**Stated goal**
Can you transcribe every record below exactly as it appears?

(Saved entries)

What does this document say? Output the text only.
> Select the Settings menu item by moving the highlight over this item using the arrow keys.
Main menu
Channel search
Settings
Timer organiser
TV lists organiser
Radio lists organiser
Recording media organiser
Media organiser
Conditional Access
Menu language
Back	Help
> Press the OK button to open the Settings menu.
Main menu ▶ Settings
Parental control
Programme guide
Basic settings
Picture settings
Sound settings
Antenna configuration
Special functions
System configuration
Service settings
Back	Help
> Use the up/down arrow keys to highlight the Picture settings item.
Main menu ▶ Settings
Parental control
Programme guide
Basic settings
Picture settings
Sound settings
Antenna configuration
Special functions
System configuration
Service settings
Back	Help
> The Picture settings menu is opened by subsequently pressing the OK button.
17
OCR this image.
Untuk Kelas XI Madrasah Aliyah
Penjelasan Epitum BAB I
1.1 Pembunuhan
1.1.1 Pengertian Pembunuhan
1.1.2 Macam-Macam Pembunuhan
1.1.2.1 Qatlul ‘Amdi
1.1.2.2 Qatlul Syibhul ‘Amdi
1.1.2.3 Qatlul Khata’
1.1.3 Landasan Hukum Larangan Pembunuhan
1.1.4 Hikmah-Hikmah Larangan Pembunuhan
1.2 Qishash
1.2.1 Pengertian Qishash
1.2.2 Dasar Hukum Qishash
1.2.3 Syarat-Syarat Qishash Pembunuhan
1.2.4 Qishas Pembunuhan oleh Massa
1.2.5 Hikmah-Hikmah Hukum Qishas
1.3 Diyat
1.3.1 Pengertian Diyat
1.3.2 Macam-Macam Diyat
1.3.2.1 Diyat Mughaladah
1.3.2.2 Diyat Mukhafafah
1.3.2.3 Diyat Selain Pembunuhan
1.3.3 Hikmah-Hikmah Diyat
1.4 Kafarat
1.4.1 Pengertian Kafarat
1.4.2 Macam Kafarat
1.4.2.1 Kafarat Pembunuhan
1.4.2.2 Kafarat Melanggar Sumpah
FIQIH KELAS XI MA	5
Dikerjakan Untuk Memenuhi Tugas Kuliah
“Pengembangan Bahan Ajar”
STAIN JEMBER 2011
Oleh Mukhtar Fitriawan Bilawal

**Reply to the exercise**
What does this document say? Output the text only.
> Select the Settings menu item by moving the highlight over this item using the arrow keys.
Main menu
Channel search
Settings
Timer organiser
TV lists organiser
Radio lists organiser
Recording media organiser
Media organiser
Conditional Access
Menu language
Back	Help
> Press the OK button to open the Settings menu.
Main menu ▶ Settings
Parental control
Programme guide
Basic settings
Picture settings
Sound settings
Antenna configuration
Special functions
System configuration
Service settings
Back	Help
> Use the up/down arrow keys to highlight the Picture settings item.
Main menu ▶ Settings
Parental control
Programme guide
Basic settings
Picture settings
Sound settings
Antenna configuration
Special functions
System configuration
Service settings
Back	Help
> The Picture settings menu is opened by subsequently pressing the OK button.
17
OCR this image.
Untuk Kelas XI Madrasah Aliyah
Penjelasan Epitum BAB I
1.1 Pembunuhan
1.1.1 Pengertian Pembunuhan
1.1.2 Macam-Macam Pembunuhan
1.1.2.1 Qatlul ‘Amdi
1.1.2.2 Qatlul Syibhul ‘Amdi
1.1.2.3 Qatlul Khata’
1.1.3 Landasan Hukum Larangan Pembunuhan
1.1.4 Hikmah-Hikmah Larangan Pembunuhan
1.2 Qishash
1.2.1 Pengertian Qishash
1.2.2 Dasar Hukum Qishash
1.2.3 Syarat-Syarat Qishash Pembunuhan
1.2.4 Qishas Pembunuhan oleh Massa
1.2.5 Hikmah-Hikmah Hukum Qishas
1.3 Diyat
1.3.1 Pengertian Diyat
1.3.2 Macam-Macam Diyat
1.3.2.1 Diyat Mughaladah
1.3.2.2 Diyat Mukhafafah
1.3.2.3 Diyat Selain Pembunuhan
1.3.3 Hikmah-Hikmah Diyat
1.4 Kafarat
1.4.1 Pengertian Kafarat
1.4.2 Macam Kafarat
1.4.2.1 Kafarat Pembunuhan
1.4.2.2 Kafarat Melanggar Sumpah
FIQIH KELAS XI MA	5
Dikerjakan Untuk Memenuhi Tugas Kuliah
“Pengembangan Bahan Ajar”
STAIN JEMBER 2011
Oleh Mukhtar Fitriawan Bilawal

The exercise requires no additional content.